Written instruction — Could you pull out every line of the items below and copy each one back verbatim, without changing a character?

Exercise data —
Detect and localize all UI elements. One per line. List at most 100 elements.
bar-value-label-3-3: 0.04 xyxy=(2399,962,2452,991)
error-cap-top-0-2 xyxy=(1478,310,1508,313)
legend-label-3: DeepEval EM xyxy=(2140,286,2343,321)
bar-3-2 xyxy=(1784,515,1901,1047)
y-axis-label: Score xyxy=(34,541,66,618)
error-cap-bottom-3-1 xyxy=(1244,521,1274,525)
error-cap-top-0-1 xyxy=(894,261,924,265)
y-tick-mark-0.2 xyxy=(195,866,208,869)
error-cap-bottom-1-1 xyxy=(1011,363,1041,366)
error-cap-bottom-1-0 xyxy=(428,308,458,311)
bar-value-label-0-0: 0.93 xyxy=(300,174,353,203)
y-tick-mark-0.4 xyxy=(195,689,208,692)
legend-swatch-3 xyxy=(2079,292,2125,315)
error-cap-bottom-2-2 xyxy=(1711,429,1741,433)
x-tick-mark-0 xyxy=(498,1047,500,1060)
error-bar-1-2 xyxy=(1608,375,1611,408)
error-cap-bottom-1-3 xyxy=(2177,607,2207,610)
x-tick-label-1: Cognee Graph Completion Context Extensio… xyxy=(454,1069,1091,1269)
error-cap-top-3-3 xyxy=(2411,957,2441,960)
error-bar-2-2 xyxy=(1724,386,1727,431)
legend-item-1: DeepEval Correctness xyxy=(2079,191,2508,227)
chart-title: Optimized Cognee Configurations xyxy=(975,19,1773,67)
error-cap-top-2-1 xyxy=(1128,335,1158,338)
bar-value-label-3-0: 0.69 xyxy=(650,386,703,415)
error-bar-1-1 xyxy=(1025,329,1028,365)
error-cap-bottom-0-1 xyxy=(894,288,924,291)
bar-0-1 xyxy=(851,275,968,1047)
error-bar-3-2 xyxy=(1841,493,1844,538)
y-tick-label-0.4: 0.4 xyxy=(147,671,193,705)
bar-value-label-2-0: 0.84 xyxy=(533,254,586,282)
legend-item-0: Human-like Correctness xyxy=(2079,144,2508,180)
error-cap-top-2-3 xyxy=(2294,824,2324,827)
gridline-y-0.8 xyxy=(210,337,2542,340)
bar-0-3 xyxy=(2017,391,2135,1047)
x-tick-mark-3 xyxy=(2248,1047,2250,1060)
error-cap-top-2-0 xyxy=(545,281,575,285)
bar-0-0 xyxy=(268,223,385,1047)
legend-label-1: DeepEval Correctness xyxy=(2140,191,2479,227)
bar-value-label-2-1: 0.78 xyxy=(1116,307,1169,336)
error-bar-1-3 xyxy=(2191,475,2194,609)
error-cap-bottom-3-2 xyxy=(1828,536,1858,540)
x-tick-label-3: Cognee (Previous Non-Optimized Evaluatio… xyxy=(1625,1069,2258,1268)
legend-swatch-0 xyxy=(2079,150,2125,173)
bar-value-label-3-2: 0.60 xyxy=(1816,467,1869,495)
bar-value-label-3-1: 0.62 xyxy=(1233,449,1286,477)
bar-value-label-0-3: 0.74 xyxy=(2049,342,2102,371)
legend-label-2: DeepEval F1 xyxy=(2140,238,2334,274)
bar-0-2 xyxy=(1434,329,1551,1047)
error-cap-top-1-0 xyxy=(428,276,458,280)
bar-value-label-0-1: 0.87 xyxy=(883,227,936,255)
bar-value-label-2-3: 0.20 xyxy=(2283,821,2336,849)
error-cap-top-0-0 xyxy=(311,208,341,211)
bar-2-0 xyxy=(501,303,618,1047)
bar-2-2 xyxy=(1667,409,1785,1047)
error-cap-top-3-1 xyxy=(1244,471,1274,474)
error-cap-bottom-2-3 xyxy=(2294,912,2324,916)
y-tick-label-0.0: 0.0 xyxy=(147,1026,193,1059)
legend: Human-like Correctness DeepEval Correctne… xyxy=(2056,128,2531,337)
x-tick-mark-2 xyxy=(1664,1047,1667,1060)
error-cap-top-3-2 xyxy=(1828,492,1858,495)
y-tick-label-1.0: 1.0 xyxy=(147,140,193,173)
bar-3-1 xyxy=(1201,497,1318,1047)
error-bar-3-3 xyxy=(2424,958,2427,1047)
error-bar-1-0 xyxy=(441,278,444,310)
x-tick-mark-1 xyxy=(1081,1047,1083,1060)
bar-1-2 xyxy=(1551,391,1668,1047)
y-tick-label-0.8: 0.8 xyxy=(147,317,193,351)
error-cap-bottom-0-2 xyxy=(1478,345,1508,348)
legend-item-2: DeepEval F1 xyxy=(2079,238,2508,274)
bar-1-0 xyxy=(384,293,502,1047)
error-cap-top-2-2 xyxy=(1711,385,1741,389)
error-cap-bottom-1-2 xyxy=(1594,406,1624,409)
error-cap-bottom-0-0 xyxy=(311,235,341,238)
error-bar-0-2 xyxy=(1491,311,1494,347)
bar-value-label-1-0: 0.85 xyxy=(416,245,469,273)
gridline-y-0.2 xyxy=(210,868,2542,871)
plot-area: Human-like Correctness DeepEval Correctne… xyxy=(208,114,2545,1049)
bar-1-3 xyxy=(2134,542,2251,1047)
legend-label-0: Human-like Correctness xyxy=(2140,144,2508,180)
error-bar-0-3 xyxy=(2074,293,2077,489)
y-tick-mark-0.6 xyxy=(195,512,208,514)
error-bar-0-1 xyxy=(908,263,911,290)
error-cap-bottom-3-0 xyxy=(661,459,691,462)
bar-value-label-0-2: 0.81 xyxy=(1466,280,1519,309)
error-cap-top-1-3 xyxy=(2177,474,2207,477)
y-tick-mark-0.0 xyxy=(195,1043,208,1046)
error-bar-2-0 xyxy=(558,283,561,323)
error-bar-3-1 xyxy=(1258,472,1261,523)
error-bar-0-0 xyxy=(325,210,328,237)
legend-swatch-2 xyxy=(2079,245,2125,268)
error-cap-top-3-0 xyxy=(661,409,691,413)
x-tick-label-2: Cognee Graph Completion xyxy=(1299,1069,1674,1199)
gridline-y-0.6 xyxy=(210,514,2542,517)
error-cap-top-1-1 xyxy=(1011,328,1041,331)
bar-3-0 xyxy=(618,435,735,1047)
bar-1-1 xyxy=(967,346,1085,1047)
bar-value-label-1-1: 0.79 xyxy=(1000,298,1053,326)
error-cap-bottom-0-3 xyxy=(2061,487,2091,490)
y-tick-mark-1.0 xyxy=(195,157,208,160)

Answer to this exercise —
Detect and localize all UI elements. One per line. List at most 100 elements.
bar-value-label-3-3: 0.04 xyxy=(2399,962,2452,991)
error-cap-top-0-2 xyxy=(1478,310,1508,313)
legend-label-3: DeepEval EM xyxy=(2140,286,2343,321)
bar-3-2 xyxy=(1784,515,1901,1047)
y-axis-label: Score xyxy=(34,541,66,618)
error-cap-bottom-3-1 xyxy=(1244,521,1274,525)
error-cap-top-0-1 xyxy=(894,261,924,265)
y-tick-mark-0.2 xyxy=(195,866,208,869)
error-cap-bottom-1-1 xyxy=(1011,363,1041,366)
error-cap-bottom-1-0 xyxy=(428,308,458,311)
bar-value-label-0-0: 0.93 xyxy=(300,174,353,203)
y-tick-mark-0.4 xyxy=(195,689,208,692)
legend-swatch-3 xyxy=(2079,292,2125,315)
error-cap-bottom-2-2 xyxy=(1711,429,1741,433)
x-tick-mark-0 xyxy=(498,1047,500,1060)
error-bar-1-2 xyxy=(1608,375,1611,408)
error-cap-bottom-1-3 xyxy=(2177,607,2207,610)
x-tick-label-1: Cognee Graph Completion Context Extensio… xyxy=(454,1069,1091,1269)
error-cap-top-3-3 xyxy=(2411,957,2441,960)
error-bar-2-2 xyxy=(1724,386,1727,431)
legend-item-1: DeepEval Correctness xyxy=(2079,191,2508,227)
chart-title: Optimized Cognee Configurations xyxy=(975,19,1773,67)
error-cap-top-2-1 xyxy=(1128,335,1158,338)
bar-value-label-3-0: 0.69 xyxy=(650,386,703,415)
error-bar-1-1 xyxy=(1025,329,1028,365)
error-cap-bottom-0-1 xyxy=(894,288,924,291)
bar-0-1 xyxy=(851,275,968,1047)
error-bar-3-2 xyxy=(1841,493,1844,538)
y-tick-label-0.4: 0.4 xyxy=(147,671,193,705)
bar-value-label-2-0: 0.84 xyxy=(533,254,586,282)
legend-item-0: Human-like Correctness xyxy=(2079,144,2508,180)
error-cap-top-2-3 xyxy=(2294,824,2324,827)
gridline-y-0.8 xyxy=(210,337,2542,340)
bar-0-3 xyxy=(2017,391,2135,1047)
x-tick-mark-3 xyxy=(2248,1047,2250,1060)
error-cap-top-2-0 xyxy=(545,281,575,285)
bar-0-0 xyxy=(268,223,385,1047)
legend-label-1: DeepEval Correctness xyxy=(2140,191,2479,227)
bar-value-label-2-1: 0.78 xyxy=(1116,307,1169,336)
error-bar-1-3 xyxy=(2191,475,2194,609)
error-cap-bottom-3-2 xyxy=(1828,536,1858,540)
x-tick-label-3: Cognee (Previous Non-Optimized Evaluatio… xyxy=(1625,1069,2258,1268)
legend-swatch-0 xyxy=(2079,150,2125,173)
bar-value-label-3-2: 0.60 xyxy=(1816,467,1869,495)
bar-value-label-3-1: 0.62 xyxy=(1233,449,1286,477)
bar-value-label-0-3: 0.74 xyxy=(2049,342,2102,371)
legend-label-2: DeepEval F1 xyxy=(2140,238,2334,274)
bar-0-2 xyxy=(1434,329,1551,1047)
error-cap-top-1-0 xyxy=(428,276,458,280)
bar-value-label-0-1: 0.87 xyxy=(883,227,936,255)
bar-value-label-2-3: 0.20 xyxy=(2283,821,2336,849)
error-cap-top-0-0 xyxy=(311,208,341,211)
bar-2-0 xyxy=(501,303,618,1047)
bar-2-2 xyxy=(1667,409,1785,1047)
error-cap-top-3-1 xyxy=(1244,471,1274,474)
error-cap-bottom-2-3 xyxy=(2294,912,2324,916)
y-tick-label-0.0: 0.0 xyxy=(147,1026,193,1059)
legend: Human-like Correctness DeepEval Correctne… xyxy=(2056,128,2531,337)
x-tick-mark-2 xyxy=(1664,1047,1667,1060)
error-cap-top-3-2 xyxy=(1828,492,1858,495)
y-tick-label-1.0: 1.0 xyxy=(147,140,193,173)
bar-3-1 xyxy=(1201,497,1318,1047)
error-bar-3-3 xyxy=(2424,958,2427,1047)
error-bar-1-0 xyxy=(441,278,444,310)
x-tick-mark-1 xyxy=(1081,1047,1083,1060)
bar-1-2 xyxy=(1551,391,1668,1047)
y-tick-label-0.8: 0.8 xyxy=(147,317,193,351)
error-cap-bottom-0-2 xyxy=(1478,345,1508,348)
legend-item-2: DeepEval F1 xyxy=(2079,238,2508,274)
bar-1-0 xyxy=(384,293,502,1047)
error-cap-top-2-2 xyxy=(1711,385,1741,389)
error-cap-bottom-1-2 xyxy=(1594,406,1624,409)
error-cap-bottom-0-0 xyxy=(311,235,341,238)
error-bar-0-2 xyxy=(1491,311,1494,347)
bar-value-label-1-0: 0.85 xyxy=(416,245,469,273)
gridline-y-0.2 xyxy=(210,868,2542,871)
plot-area: Human-like Correctness DeepEval Correctne… xyxy=(208,114,2545,1049)
bar-1-3 xyxy=(2134,542,2251,1047)
legend-label-0: Human-like Correctness xyxy=(2140,144,2508,180)
error-bar-0-3 xyxy=(2074,293,2077,489)
y-tick-mark-0.6 xyxy=(195,512,208,514)
error-bar-0-1 xyxy=(908,263,911,290)
error-cap-bottom-3-0 xyxy=(661,459,691,462)
bar-value-label-0-2: 0.81 xyxy=(1466,280,1519,309)
error-cap-top-1-3 xyxy=(2177,474,2207,477)
y-tick-mark-0.0 xyxy=(195,1043,208,1046)
error-bar-2-0 xyxy=(558,283,561,323)
error-bar-3-1 xyxy=(1258,472,1261,523)
error-bar-0-0 xyxy=(325,210,328,237)
legend-swatch-2 xyxy=(2079,245,2125,268)
error-cap-top-3-0 xyxy=(661,409,691,413)
x-tick-label-2: Cognee Graph Completion xyxy=(1299,1069,1674,1199)
gridline-y-0.6 xyxy=(210,514,2542,517)
error-cap-top-1-1 xyxy=(1011,328,1041,331)
bar-3-0 xyxy=(618,435,735,1047)
bar-1-1 xyxy=(967,346,1085,1047)
bar-value-label-1-1: 0.79 xyxy=(1000,298,1053,326)
error-cap-bottom-0-3 xyxy=(2061,487,2091,490)
y-tick-mark-1.0 xyxy=(195,157,208,160)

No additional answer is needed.